_Task prompt_: Report how many lines contain "خمیر". Give the number and nothing else.

_Entries supplied_:
___

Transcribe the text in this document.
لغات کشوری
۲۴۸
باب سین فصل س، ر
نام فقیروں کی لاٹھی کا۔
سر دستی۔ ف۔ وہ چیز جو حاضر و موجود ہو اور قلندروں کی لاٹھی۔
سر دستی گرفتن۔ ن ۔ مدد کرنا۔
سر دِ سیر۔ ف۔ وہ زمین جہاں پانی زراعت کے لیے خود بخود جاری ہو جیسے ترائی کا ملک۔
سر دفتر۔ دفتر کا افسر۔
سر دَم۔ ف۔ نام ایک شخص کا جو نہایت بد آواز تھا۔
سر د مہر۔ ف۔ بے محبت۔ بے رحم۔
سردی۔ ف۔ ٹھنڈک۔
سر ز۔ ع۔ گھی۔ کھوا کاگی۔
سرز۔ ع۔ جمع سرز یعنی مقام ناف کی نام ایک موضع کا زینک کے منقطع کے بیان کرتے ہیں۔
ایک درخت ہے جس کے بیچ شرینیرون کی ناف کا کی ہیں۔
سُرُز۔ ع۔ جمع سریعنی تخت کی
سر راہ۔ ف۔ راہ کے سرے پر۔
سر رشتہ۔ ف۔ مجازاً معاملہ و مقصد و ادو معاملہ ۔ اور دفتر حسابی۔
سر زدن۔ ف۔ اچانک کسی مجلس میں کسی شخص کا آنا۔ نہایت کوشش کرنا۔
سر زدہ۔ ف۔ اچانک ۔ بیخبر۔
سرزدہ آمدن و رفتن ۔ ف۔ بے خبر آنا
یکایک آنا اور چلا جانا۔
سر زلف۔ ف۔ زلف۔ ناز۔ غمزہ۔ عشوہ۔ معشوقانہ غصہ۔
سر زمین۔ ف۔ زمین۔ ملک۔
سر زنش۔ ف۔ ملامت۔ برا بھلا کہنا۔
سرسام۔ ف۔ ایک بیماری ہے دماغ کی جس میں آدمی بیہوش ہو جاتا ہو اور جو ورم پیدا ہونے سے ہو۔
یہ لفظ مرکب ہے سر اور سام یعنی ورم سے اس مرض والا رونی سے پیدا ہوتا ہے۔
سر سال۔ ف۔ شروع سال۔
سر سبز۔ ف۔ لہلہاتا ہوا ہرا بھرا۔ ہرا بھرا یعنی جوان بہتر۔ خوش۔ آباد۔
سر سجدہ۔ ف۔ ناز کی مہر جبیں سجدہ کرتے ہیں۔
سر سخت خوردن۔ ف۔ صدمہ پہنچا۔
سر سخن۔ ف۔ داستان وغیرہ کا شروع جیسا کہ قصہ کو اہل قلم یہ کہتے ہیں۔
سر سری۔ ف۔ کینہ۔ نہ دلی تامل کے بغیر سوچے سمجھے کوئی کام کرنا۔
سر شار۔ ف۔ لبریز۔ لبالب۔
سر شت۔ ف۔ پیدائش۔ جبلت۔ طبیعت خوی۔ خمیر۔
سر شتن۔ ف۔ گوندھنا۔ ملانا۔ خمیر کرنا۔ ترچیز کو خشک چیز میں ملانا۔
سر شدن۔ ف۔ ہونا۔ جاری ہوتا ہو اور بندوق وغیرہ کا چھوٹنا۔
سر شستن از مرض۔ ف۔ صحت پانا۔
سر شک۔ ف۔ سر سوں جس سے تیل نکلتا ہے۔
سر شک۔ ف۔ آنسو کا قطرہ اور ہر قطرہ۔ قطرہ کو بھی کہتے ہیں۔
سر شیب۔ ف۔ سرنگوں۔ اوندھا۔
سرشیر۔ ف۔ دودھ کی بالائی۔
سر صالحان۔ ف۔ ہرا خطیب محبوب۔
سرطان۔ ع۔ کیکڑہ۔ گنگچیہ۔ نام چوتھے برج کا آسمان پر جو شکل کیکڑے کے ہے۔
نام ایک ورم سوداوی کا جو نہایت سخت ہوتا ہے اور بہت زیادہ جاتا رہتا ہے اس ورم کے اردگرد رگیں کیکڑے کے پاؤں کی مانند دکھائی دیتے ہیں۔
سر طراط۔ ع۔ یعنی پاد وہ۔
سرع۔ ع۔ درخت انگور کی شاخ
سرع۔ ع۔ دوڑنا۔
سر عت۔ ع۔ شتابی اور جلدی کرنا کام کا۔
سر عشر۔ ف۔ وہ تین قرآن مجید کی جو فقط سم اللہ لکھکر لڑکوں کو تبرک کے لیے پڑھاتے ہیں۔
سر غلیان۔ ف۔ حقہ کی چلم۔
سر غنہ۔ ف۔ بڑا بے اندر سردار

___

_Answer to the task_: 2